**Work to be completed:** Every line of the listing must be reproduced as it stands. Leave the images behind.

**Material:**
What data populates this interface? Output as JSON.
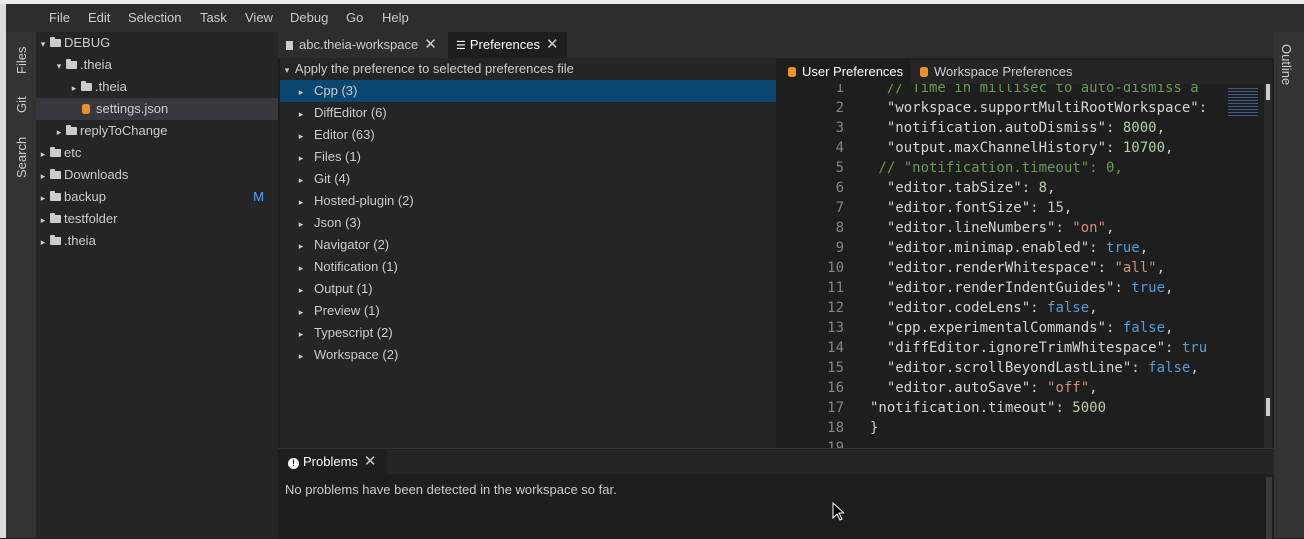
{
  "menu": [
    "File",
    "Edit",
    "Selection",
    "Task",
    "View",
    "Debug",
    "Go",
    "Help"
  ],
  "activity": {
    "files": "Files",
    "git": "Git",
    "search": "Search"
  },
  "outline_label": "Outline",
  "explorer": {
    "root": "DEBUG",
    "items": [
      {
        "label": ".theia",
        "caret": "▾",
        "kind": "folder"
      },
      {
        "label": ".theia",
        "caret": "▸",
        "kind": "folder"
      },
      {
        "label": "settings.json",
        "caret": "",
        "kind": "file"
      },
      {
        "label": "replyToChange",
        "caret": "▸",
        "kind": "folder"
      },
      {
        "label": "etc",
        "caret": "▸",
        "kind": "folder"
      },
      {
        "label": "Downloads",
        "caret": "▸",
        "kind": "folder"
      },
      {
        "label": "backup",
        "caret": "▸",
        "kind": "folder",
        "badge": "M"
      },
      {
        "label": "testfolder",
        "caret": "▸",
        "kind": "folder"
      },
      {
        "label": ".theia",
        "caret": "▸",
        "kind": "folder"
      }
    ]
  },
  "tabs": [
    {
      "label": "abc.theia-workspace",
      "icon": "file-icon"
    },
    {
      "label": "Preferences",
      "icon": "sliders-icon"
    }
  ],
  "prefs": {
    "header": "Apply the preference to selected preferences file",
    "categories": [
      "Cpp (3)",
      "DiffEditor (6)",
      "Editor (63)",
      "Files (1)",
      "Git (4)",
      "Hosted-plugin (2)",
      "Json (3)",
      "Navigator (2)",
      "Notification (1)",
      "Output (1)",
      "Preview (1)",
      "Typescript (2)",
      "Workspace (2)"
    ],
    "selected_index": 0
  },
  "pref_tabs": [
    "User Preferences",
    "Workspace Preferences"
  ],
  "code_lines": [
    {
      "n": "1",
      "t": "  // Time in millisec to auto-dismiss a",
      "cls": "c"
    },
    {
      "n": "2",
      "t": "  \"workspace.supportMultiRootWorkspace\":",
      "cls": "s"
    },
    {
      "n": "3",
      "t": "  \"notification.autoDismiss\": 8000,",
      "cls": "mix"
    },
    {
      "n": "4",
      "t": "  \"output.maxChannelHistory\": 10700,",
      "cls": "mix"
    },
    {
      "n": "5",
      "t": " // \"notification.timeout\": 0,",
      "cls": "c"
    },
    {
      "n": "6",
      "t": "  \"editor.tabSize\": 8,",
      "cls": "mix"
    },
    {
      "n": "7",
      "t": "  \"editor.fontSize\": 15,",
      "cls": "mix"
    },
    {
      "n": "8",
      "t": "  \"editor.lineNumbers\": \"on\",",
      "cls": "mix"
    },
    {
      "n": "9",
      "t": "  \"editor.minimap.enabled\": true,",
      "cls": "mix"
    },
    {
      "n": "10",
      "t": "  \"editor.renderWhitespace\": \"all\",",
      "cls": "mix"
    },
    {
      "n": "11",
      "t": "  \"editor.renderIndentGuides\": true,",
      "cls": "mix"
    },
    {
      "n": "12",
      "t": "  \"editor.codeLens\": false,",
      "cls": "mix"
    },
    {
      "n": "13",
      "t": "  \"cpp.experimentalCommands\": false,",
      "cls": "mix"
    },
    {
      "n": "14",
      "t": "  \"diffEditor.ignoreTrimWhitespace\": tru",
      "cls": "mix"
    },
    {
      "n": "15",
      "t": "  \"editor.scrollBeyondLastLine\": false,",
      "cls": "mix"
    },
    {
      "n": "16",
      "t": "  \"editor.autoSave\": \"off\",",
      "cls": "mix"
    },
    {
      "n": "17",
      "t": "\"notification.timeout\": 5000",
      "cls": "mix"
    },
    {
      "n": "18",
      "t": "}",
      "cls": "p"
    },
    {
      "n": "19",
      "t": "",
      "cls": "p"
    }
  ],
  "problems": {
    "title": "Problems",
    "message": "No problems have been detected in the workspace so far."
  },
  "colors": {
    "accent": "#094771",
    "selection": "#37373d",
    "json_icon": "#e8912d",
    "badge": "#4aa3ff"
  }
}
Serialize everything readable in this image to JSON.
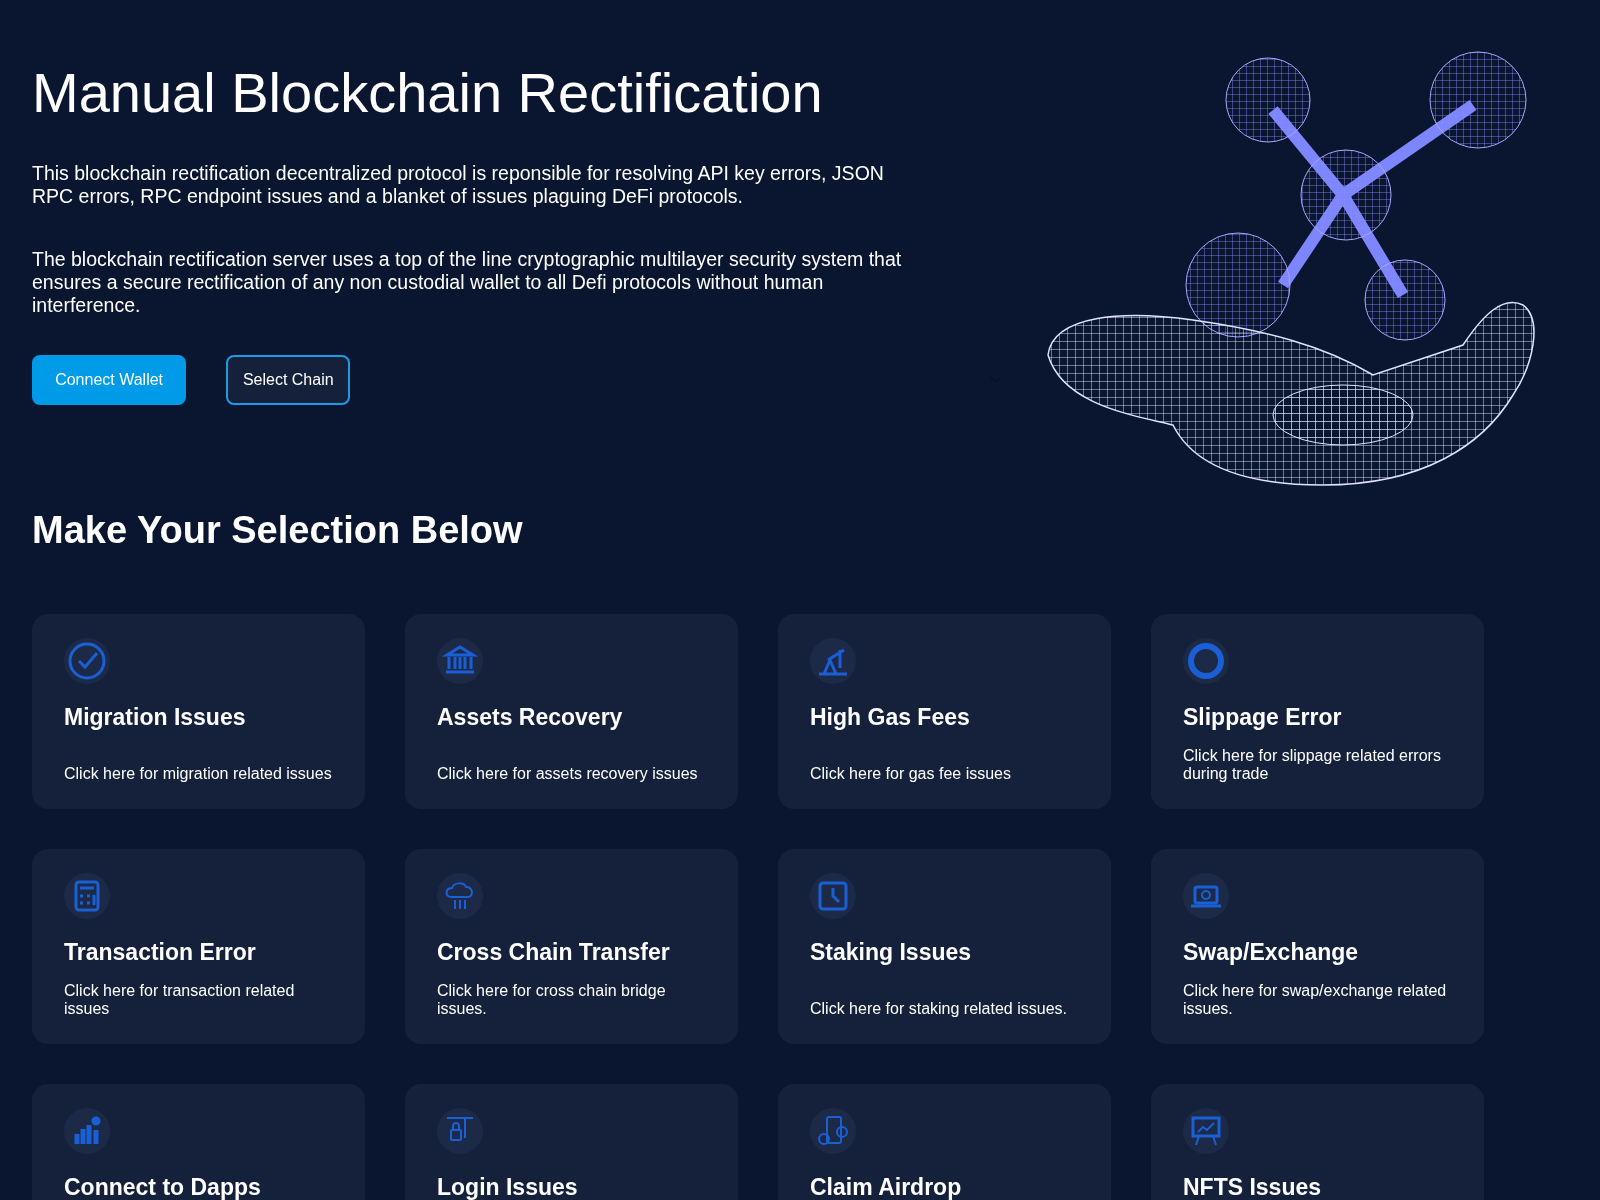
{
  "hero": {
    "title": "Manual Blockchain Rectification",
    "paragraphs": [
      "This blockchain rectification decentralized protocol is reponsible for resolving API key errors, JSON RPC errors, RPC endpoint issues and a blanket of issues plaguing DeFi protocols.",
      "The blockchain rectification server uses a top of the line cryptographic multilayer security system that ensures a secure rectification of any non custodial wallet to all Defi protocols without human interference."
    ],
    "buttons": [
      {
        "label": "Connect Wallet",
        "kind": "primary"
      },
      {
        "label": "Select Chain",
        "kind": "outline"
      }
    ]
  },
  "section_title": "Make Your Selection Below",
  "cards": [
    {
      "title": "Migration Issues",
      "description": "Click here for migration related issues"
    },
    {
      "title": "Assets Recovery",
      "description": "Click here for assets recovery issues"
    },
    {
      "title": "High Gas Fees",
      "description": "Click here for gas fee issues"
    },
    {
      "title": "Slippage Error",
      "description": "Click here for slippage related errors during trade"
    },
    {
      "title": "Transaction Error",
      "description": "Click here for transaction related issues"
    },
    {
      "title": "Cross Chain Transfer",
      "description": "Click here for cross chain bridge issues."
    },
    {
      "title": "Staking Issues",
      "description": "Click here for staking related issues."
    },
    {
      "title": "Swap/Exchange",
      "description": "Click here for swap/exchange related issues."
    },
    {
      "title": "Connect to Dapps"
    },
    {
      "title": "Login Issues"
    },
    {
      "title": "Claim Airdrop"
    },
    {
      "title": "NFTS Issues"
    }
  ]
}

**Answer:**
What data populates this interface? Output as JSON.
{
  "menu": [
    "File",
    "Edit",
    "Selection",
    "Task",
    "View",
    "Debug",
    "Go",
    "Help"
  ],
  "activity": {
    "files": "Files",
    "git": "Git",
    "search": "Search"
  },
  "outline_label": "Outline",
  "explorer": {
    "root": "DEBUG",
    "items": [
      {
        "label": ".theia",
        "caret": "▾",
        "kind": "folder"
      },
      {
        "label": ".theia",
        "caret": "▸",
        "kind": "folder"
      },
      {
        "label": "settings.json",
        "caret": "",
        "kind": "file"
      },
      {
        "label": "replyToChange",
        "caret": "▸",
        "kind": "folder"
      },
      {
        "label": "etc",
        "caret": "▸",
        "kind": "folder"
      },
      {
        "label": "Downloads",
        "caret": "▸",
        "kind": "folder"
      },
      {
        "label": "backup",
        "caret": "▸",
        "kind": "folder",
        "badge": "M"
      },
      {
        "label": "testfolder",
        "caret": "▸",
        "kind": "folder"
      },
      {
        "label": ".theia",
        "caret": "▸",
        "kind": "folder"
      }
    ]
  },
  "tabs": [
    {
      "label": "abc.theia-workspace",
      "icon": "file-icon"
    },
    {
      "label": "Preferences",
      "icon": "sliders-icon"
    }
  ],
  "prefs": {
    "header": "Apply the preference to selected preferences file",
    "categories": [
      "Cpp (3)",
      "DiffEditor (6)",
      "Editor (63)",
      "Files (1)",
      "Git (4)",
      "Hosted-plugin (2)",
      "Json (3)",
      "Navigator (2)",
      "Notification (1)",
      "Output (1)",
      "Preview (1)",
      "Typescript (2)",
      "Workspace (2)"
    ],
    "selected_index": 0
  },
  "pref_tabs": [
    "User Preferences",
    "Workspace Preferences"
  ],
  "code_lines": [
    {
      "n": "1",
      "t": "  // Time in millisec to auto-dismiss a",
      "cls": "c"
    },
    {
      "n": "2",
      "t": "  \"workspace.supportMultiRootWorkspace\":",
      "cls": "s"
    },
    {
      "n": "3",
      "t": "  \"notification.autoDismiss\": 8000,",
      "cls": "mix"
    },
    {
      "n": "4",
      "t": "  \"output.maxChannelHistory\": 10700,",
      "cls": "mix"
    },
    {
      "n": "5",
      "t": " // \"notification.timeout\": 0,",
      "cls": "c"
    },
    {
      "n": "6",
      "t": "  \"editor.tabSize\": 8,",
      "cls": "mix"
    },
    {
      "n": "7",
      "t": "  \"editor.fontSize\": 15,",
      "cls": "mix"
    },
    {
      "n": "8",
      "t": "  \"editor.lineNumbers\": \"on\",",
      "cls": "mix"
    },
    {
      "n": "9",
      "t": "  \"editor.minimap.enabled\": true,",
      "cls": "mix"
    },
    {
      "n": "10",
      "t": "  \"editor.renderWhitespace\": \"all\",",
      "cls": "mix"
    },
    {
      "n": "11",
      "t": "  \"editor.renderIndentGuides\": true,",
      "cls": "mix"
    },
    {
      "n": "12",
      "t": "  \"editor.codeLens\": false,",
      "cls": "mix"
    },
    {
      "n": "13",
      "t": "  \"cpp.experimentalCommands\": false,",
      "cls": "mix"
    },
    {
      "n": "14",
      "t": "  \"diffEditor.ignoreTrimWhitespace\": tru",
      "cls": "mix"
    },
    {
      "n": "15",
      "t": "  \"editor.scrollBeyondLastLine\": false,",
      "cls": "mix"
    },
    {
      "n": "16",
      "t": "  \"editor.autoSave\": \"off\",",
      "cls": "mix"
    },
    {
      "n": "17",
      "t": "\"notification.timeout\": 5000",
      "cls": "mix"
    },
    {
      "n": "18",
      "t": "}",
      "cls": "p"
    },
    {
      "n": "19",
      "t": "",
      "cls": "p"
    }
  ],
  "problems": {
    "title": "Problems",
    "message": "No problems have been detected in the workspace so far."
  },
  "colors": {
    "accent": "#094771",
    "selection": "#37373d",
    "json_icon": "#e8912d",
    "badge": "#4aa3ff"
  }
}
Serialize everything readable in this image to JSON.
{
  "hero": {
    "title": "Manual Blockchain Rectification",
    "paragraphs": [
      "This blockchain rectification decentralized protocol is reponsible for resolving API key errors, JSON RPC errors, RPC endpoint issues and a blanket of issues plaguing DeFi protocols.",
      "The blockchain rectification server uses a top of the line cryptographic multilayer security system that ensures a secure rectification of any non custodial wallet to all Defi protocols without human interference."
    ],
    "buttons": [
      {
        "label": "Connect Wallet",
        "kind": "primary"
      },
      {
        "label": "Select Chain",
        "kind": "outline"
      }
    ]
  },
  "section_title": "Make Your Selection Below",
  "cards": [
    {
      "title": "Migration Issues",
      "description": "Click here for migration related issues"
    },
    {
      "title": "Assets Recovery",
      "description": "Click here for assets recovery issues"
    },
    {
      "title": "High Gas Fees",
      "description": "Click here for gas fee issues"
    },
    {
      "title": "Slippage Error",
      "description": "Click here for slippage related errors during trade"
    },
    {
      "title": "Transaction Error",
      "description": "Click here for transaction related issues"
    },
    {
      "title": "Cross Chain Transfer",
      "description": "Click here for cross chain bridge issues."
    },
    {
      "title": "Staking Issues",
      "description": "Click here for staking related issues."
    },
    {
      "title": "Swap/Exchange",
      "description": "Click here for swap/exchange related issues."
    },
    {
      "title": "Connect to Dapps"
    },
    {
      "title": "Login Issues"
    },
    {
      "title": "Claim Airdrop"
    },
    {
      "title": "NFTS Issues"
    }
  ]
}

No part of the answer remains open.